Short task: Restate the listing below word for word, omitting any images.

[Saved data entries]
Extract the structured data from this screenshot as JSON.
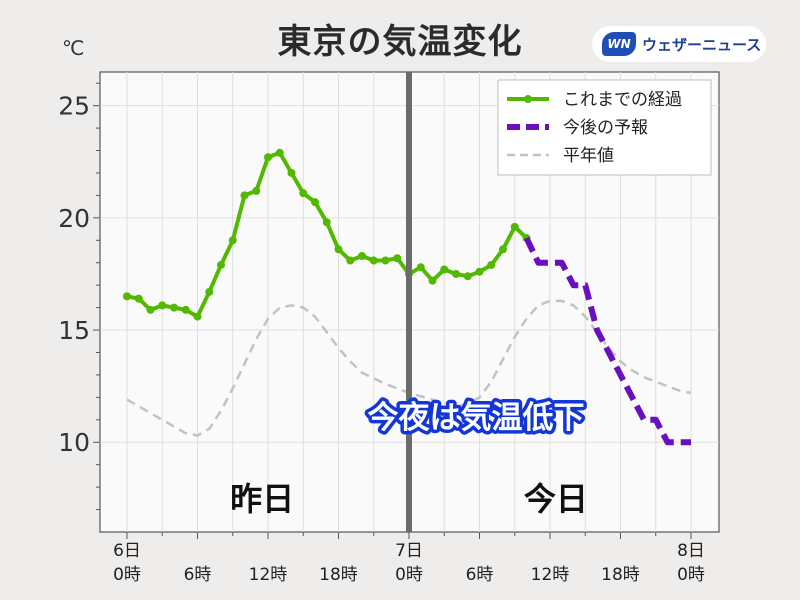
{
  "header": {
    "title": "東京の気温変化",
    "unit": "℃",
    "brand_logo": "WN",
    "brand_name": "ウェザーニュース"
  },
  "colors": {
    "observed": "#52b800",
    "forecast": "#6a0fbf",
    "normal": "#c2c2c2",
    "now_line": "#6b6b6b",
    "annotation_stroke": "#1236d8"
  },
  "chart_data": {
    "type": "line",
    "title": "東京の気温変化",
    "ylabel": "℃",
    "xlim": [
      0,
      48
    ],
    "ylim": [
      6,
      26.5
    ],
    "yticks": [
      10,
      15,
      20,
      25
    ],
    "xticks": [
      {
        "x": 0,
        "line1": "6日",
        "line2": "0時"
      },
      {
        "x": 6,
        "line1": "",
        "line2": "6時"
      },
      {
        "x": 12,
        "line1": "",
        "line2": "12時"
      },
      {
        "x": 18,
        "line1": "",
        "line2": "18時"
      },
      {
        "x": 24,
        "line1": "7日",
        "line2": "0時"
      },
      {
        "x": 30,
        "line1": "",
        "line2": "6時"
      },
      {
        "x": 36,
        "line1": "",
        "line2": "12時"
      },
      {
        "x": 42,
        "line1": "",
        "line2": "18時"
      },
      {
        "x": 48,
        "line1": "8日",
        "line2": "0時"
      }
    ],
    "now_x": 24,
    "day_labels": [
      {
        "text": "昨日",
        "x": 11.5
      },
      {
        "text": "今日",
        "x": 36.5
      }
    ],
    "annotation": "今夜は気温低下",
    "legend_position": "top-right",
    "series": [
      {
        "name": "これまでの経過",
        "style": "observed",
        "x": [
          0,
          1,
          2,
          3,
          4,
          5,
          6,
          7,
          8,
          9,
          10,
          11,
          12,
          13,
          14,
          15,
          16,
          17,
          18,
          19,
          20,
          21,
          22,
          23,
          24,
          25,
          26,
          27,
          28,
          29,
          30,
          31,
          32,
          33,
          34
        ],
        "y": [
          16.5,
          16.4,
          15.9,
          16.1,
          16.0,
          15.9,
          15.6,
          16.7,
          17.9,
          19.0,
          21.0,
          21.2,
          22.7,
          22.9,
          22.0,
          21.1,
          20.7,
          19.8,
          18.6,
          18.1,
          18.3,
          18.1,
          18.1,
          18.2,
          17.5,
          17.8,
          17.2,
          17.7,
          17.5,
          17.4,
          17.6,
          17.9,
          18.6,
          19.6,
          19.1
        ]
      },
      {
        "name": "今後の予報",
        "style": "forecast",
        "x": [
          34,
          35,
          36,
          37,
          38,
          39,
          40,
          41,
          42,
          43,
          44,
          45,
          46,
          47,
          48
        ],
        "y": [
          19.1,
          18.0,
          18.0,
          18.0,
          17.0,
          17.0,
          15.0,
          14.0,
          13.0,
          12.0,
          11.0,
          11.0,
          10.0,
          10.0,
          10.0
        ],
        "step": true
      },
      {
        "name": "平年値",
        "style": "normal",
        "x": [
          0,
          2,
          4,
          5,
          6,
          7,
          8,
          9,
          10,
          11,
          12,
          13,
          14,
          15,
          16,
          17,
          18,
          19,
          20,
          22,
          24,
          26,
          28,
          29,
          30,
          31,
          32,
          33,
          34,
          35,
          36,
          37,
          38,
          39,
          40,
          41,
          42,
          43,
          44,
          45,
          46,
          47,
          48
        ],
        "y": [
          11.9,
          11.3,
          10.7,
          10.4,
          10.3,
          10.6,
          11.4,
          12.4,
          13.5,
          14.6,
          15.5,
          16.0,
          16.1,
          16.0,
          15.6,
          14.9,
          14.2,
          13.6,
          13.1,
          12.6,
          12.2,
          11.9,
          11.6,
          11.7,
          12.0,
          12.7,
          13.7,
          14.7,
          15.5,
          16.1,
          16.3,
          16.3,
          16.1,
          15.6,
          14.9,
          14.2,
          13.6,
          13.2,
          12.9,
          12.7,
          12.5,
          12.3,
          12.2
        ]
      }
    ]
  }
}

Output for this exercise:
Extract the structured data from this screenshot as JSON.
{
  "header": {
    "title": "東京の気温変化",
    "unit": "℃",
    "brand_logo": "WN",
    "brand_name": "ウェザーニュース"
  },
  "colors": {
    "observed": "#52b800",
    "forecast": "#6a0fbf",
    "normal": "#c2c2c2",
    "now_line": "#6b6b6b",
    "annotation_stroke": "#1236d8"
  },
  "chart_data": {
    "type": "line",
    "title": "東京の気温変化",
    "ylabel": "℃",
    "xlim": [
      0,
      48
    ],
    "ylim": [
      6,
      26.5
    ],
    "yticks": [
      10,
      15,
      20,
      25
    ],
    "xticks": [
      {
        "x": 0,
        "line1": "6日",
        "line2": "0時"
      },
      {
        "x": 6,
        "line1": "",
        "line2": "6時"
      },
      {
        "x": 12,
        "line1": "",
        "line2": "12時"
      },
      {
        "x": 18,
        "line1": "",
        "line2": "18時"
      },
      {
        "x": 24,
        "line1": "7日",
        "line2": "0時"
      },
      {
        "x": 30,
        "line1": "",
        "line2": "6時"
      },
      {
        "x": 36,
        "line1": "",
        "line2": "12時"
      },
      {
        "x": 42,
        "line1": "",
        "line2": "18時"
      },
      {
        "x": 48,
        "line1": "8日",
        "line2": "0時"
      }
    ],
    "now_x": 24,
    "day_labels": [
      {
        "text": "昨日",
        "x": 11.5
      },
      {
        "text": "今日",
        "x": 36.5
      }
    ],
    "annotation": "今夜は気温低下",
    "legend_position": "top-right",
    "series": [
      {
        "name": "これまでの経過",
        "style": "observed",
        "x": [
          0,
          1,
          2,
          3,
          4,
          5,
          6,
          7,
          8,
          9,
          10,
          11,
          12,
          13,
          14,
          15,
          16,
          17,
          18,
          19,
          20,
          21,
          22,
          23,
          24,
          25,
          26,
          27,
          28,
          29,
          30,
          31,
          32,
          33,
          34
        ],
        "y": [
          16.5,
          16.4,
          15.9,
          16.1,
          16.0,
          15.9,
          15.6,
          16.7,
          17.9,
          19.0,
          21.0,
          21.2,
          22.7,
          22.9,
          22.0,
          21.1,
          20.7,
          19.8,
          18.6,
          18.1,
          18.3,
          18.1,
          18.1,
          18.2,
          17.5,
          17.8,
          17.2,
          17.7,
          17.5,
          17.4,
          17.6,
          17.9,
          18.6,
          19.6,
          19.1
        ]
      },
      {
        "name": "今後の予報",
        "style": "forecast",
        "x": [
          34,
          35,
          36,
          37,
          38,
          39,
          40,
          41,
          42,
          43,
          44,
          45,
          46,
          47,
          48
        ],
        "y": [
          19.1,
          18.0,
          18.0,
          18.0,
          17.0,
          17.0,
          15.0,
          14.0,
          13.0,
          12.0,
          11.0,
          11.0,
          10.0,
          10.0,
          10.0
        ],
        "step": true
      },
      {
        "name": "平年値",
        "style": "normal",
        "x": [
          0,
          2,
          4,
          5,
          6,
          7,
          8,
          9,
          10,
          11,
          12,
          13,
          14,
          15,
          16,
          17,
          18,
          19,
          20,
          22,
          24,
          26,
          28,
          29,
          30,
          31,
          32,
          33,
          34,
          35,
          36,
          37,
          38,
          39,
          40,
          41,
          42,
          43,
          44,
          45,
          46,
          47,
          48
        ],
        "y": [
          11.9,
          11.3,
          10.7,
          10.4,
          10.3,
          10.6,
          11.4,
          12.4,
          13.5,
          14.6,
          15.5,
          16.0,
          16.1,
          16.0,
          15.6,
          14.9,
          14.2,
          13.6,
          13.1,
          12.6,
          12.2,
          11.9,
          11.6,
          11.7,
          12.0,
          12.7,
          13.7,
          14.7,
          15.5,
          16.1,
          16.3,
          16.3,
          16.1,
          15.6,
          14.9,
          14.2,
          13.6,
          13.2,
          12.9,
          12.7,
          12.5,
          12.3,
          12.2
        ]
      }
    ]
  }
}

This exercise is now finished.